#### [Objective]
Write every entry out again exactly, please, and skip the pictures.

Saved data entries
▬▬▬▬▬▬▬▬▬▬

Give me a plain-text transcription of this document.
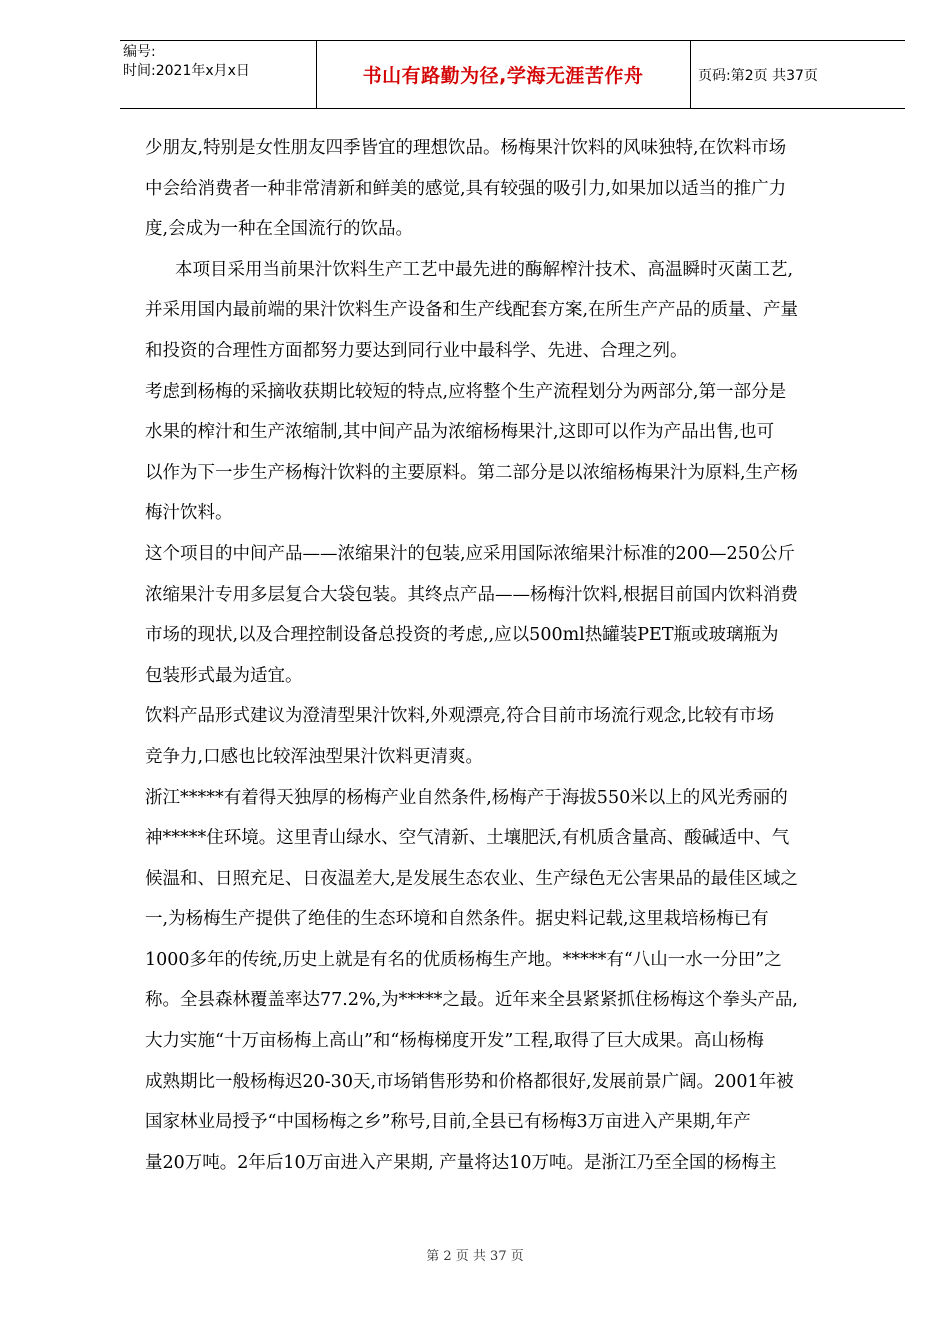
编号:
时间:2021年x月x日	书山有路勤为径,学海无涯苦作舟	页码:第2页 共37页
少朋友,特别是女性朋友四季皆宜的理想饮品。杨梅果汁饮料的风味独特,在饮料市场
中会给消费者一种非常清新和鲜美的感觉,具有较强的吸引力,如果加以适当的推广力
度,会成为一种在全国流行的饮品。
本项目采用当前果汁饮料生产工艺中最先进的酶解榨汁技术、高温瞬时灭菌工艺,
并采用国内最前端的果汁饮料生产设备和生产线配套方案,在所生产产品的质量、产量
和投资的合理性方面都努力要达到同行业中最科学、先进、合理之列。
考虑到杨梅的采摘收获期比较短的特点,应将整个生产流程划分为两部分,第一部分是
水果的榨汁和生产浓缩制,其中间产品为浓缩杨梅果汁,这即可以作为产品出售,也可
以作为下一步生产杨梅汁饮料的主要原料。第二部分是以浓缩杨梅果汁为原料,生产杨
梅汁饮料。
这个项目的中间产品——浓缩果汁的包装,应采用国际浓缩果汁标准的200—250公斤
浓缩果汁专用多层复合大袋包装。其终点产品——杨梅汁饮料,根据目前国内饮料消费
市场的现状,以及合理控制设备总投资的考虑,,应以500ml热罐装PET瓶或玻璃瓶为
包装形式最为适宜。
饮料产品形式建议为澄清型果汁饮料,外观漂亮,符合目前市场流行观念,比较有市场
竞争力,口感也比较浑浊型果汁饮料更清爽。
浙江*****有着得天独厚的杨梅产业自然条件,杨梅产于海拔550米以上的风光秀丽的
神*****住环境。这里青山绿水、空气清新、土壤肥沃,有机质含量高、酸碱适中、气
候温和、日照充足、日夜温差大,是发展生态农业、生产绿色无公害果品的最佳区域之
一,为杨梅生产提供了绝佳的生态环境和自然条件。据史料记载,这里栽培杨梅已有
1000多年的传统,历史上就是有名的优质杨梅生产地。*****有“八山一水一分田”之
称。全县森林覆盖率达77.2%,为*****之最。近年来全县紧紧抓住杨梅这个拳头产品,
大力实施“十万亩杨梅上高山”和“杨梅梯度开发”工程,取得了巨大成果。高山杨梅
成熟期比一般杨梅迟20-30天,市场销售形势和价格都很好,发展前景广阔。2001年被
国家林业局授予“中国杨梅之乡”称号,目前,全县已有杨梅3万亩进入产果期,年产
量20万吨。2年后10万亩进入产果期, 产量将达10万吨。是浙江乃至全国的杨梅主
第 2 页 共 37 页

▬▬▬▬▬▬▬▬▬▬

#### [Correct result]
Give me a plain-text transcription of this document.
编号:
时间:2021年x月x日	书山有路勤为径,学海无涯苦作舟	页码:第2页 共37页
少朋友,特别是女性朋友四季皆宜的理想饮品。杨梅果汁饮料的风味独特,在饮料市场
中会给消费者一种非常清新和鲜美的感觉,具有较强的吸引力,如果加以适当的推广力
度,会成为一种在全国流行的饮品。
本项目采用当前果汁饮料生产工艺中最先进的酶解榨汁技术、高温瞬时灭菌工艺,
并采用国内最前端的果汁饮料生产设备和生产线配套方案,在所生产产品的质量、产量
和投资的合理性方面都努力要达到同行业中最科学、先进、合理之列。
考虑到杨梅的采摘收获期比较短的特点,应将整个生产流程划分为两部分,第一部分是
水果的榨汁和生产浓缩制,其中间产品为浓缩杨梅果汁,这即可以作为产品出售,也可
以作为下一步生产杨梅汁饮料的主要原料。第二部分是以浓缩杨梅果汁为原料,生产杨
梅汁饮料。
这个项目的中间产品——浓缩果汁的包装,应采用国际浓缩果汁标准的200—250公斤
浓缩果汁专用多层复合大袋包装。其终点产品——杨梅汁饮料,根据目前国内饮料消费
市场的现状,以及合理控制设备总投资的考虑,,应以500ml热罐装PET瓶或玻璃瓶为
包装形式最为适宜。
饮料产品形式建议为澄清型果汁饮料,外观漂亮,符合目前市场流行观念,比较有市场
竞争力,口感也比较浑浊型果汁饮料更清爽。
浙江*****有着得天独厚的杨梅产业自然条件,杨梅产于海拔550米以上的风光秀丽的
神*****住环境。这里青山绿水、空气清新、土壤肥沃,有机质含量高、酸碱适中、气
候温和、日照充足、日夜温差大,是发展生态农业、生产绿色无公害果品的最佳区域之
一,为杨梅生产提供了绝佳的生态环境和自然条件。据史料记载,这里栽培杨梅已有
1000多年的传统,历史上就是有名的优质杨梅生产地。*****有“八山一水一分田”之
称。全县森林覆盖率达77.2%,为*****之最。近年来全县紧紧抓住杨梅这个拳头产品,
大力实施“十万亩杨梅上高山”和“杨梅梯度开发”工程,取得了巨大成果。高山杨梅
成熟期比一般杨梅迟20-30天,市场销售形势和价格都很好,发展前景广阔。2001年被
国家林业局授予“中国杨梅之乡”称号,目前,全县已有杨梅3万亩进入产果期,年产
量20万吨。2年后10万亩进入产果期, 产量将达10万吨。是浙江乃至全国的杨梅主
第 2 页 共 37 页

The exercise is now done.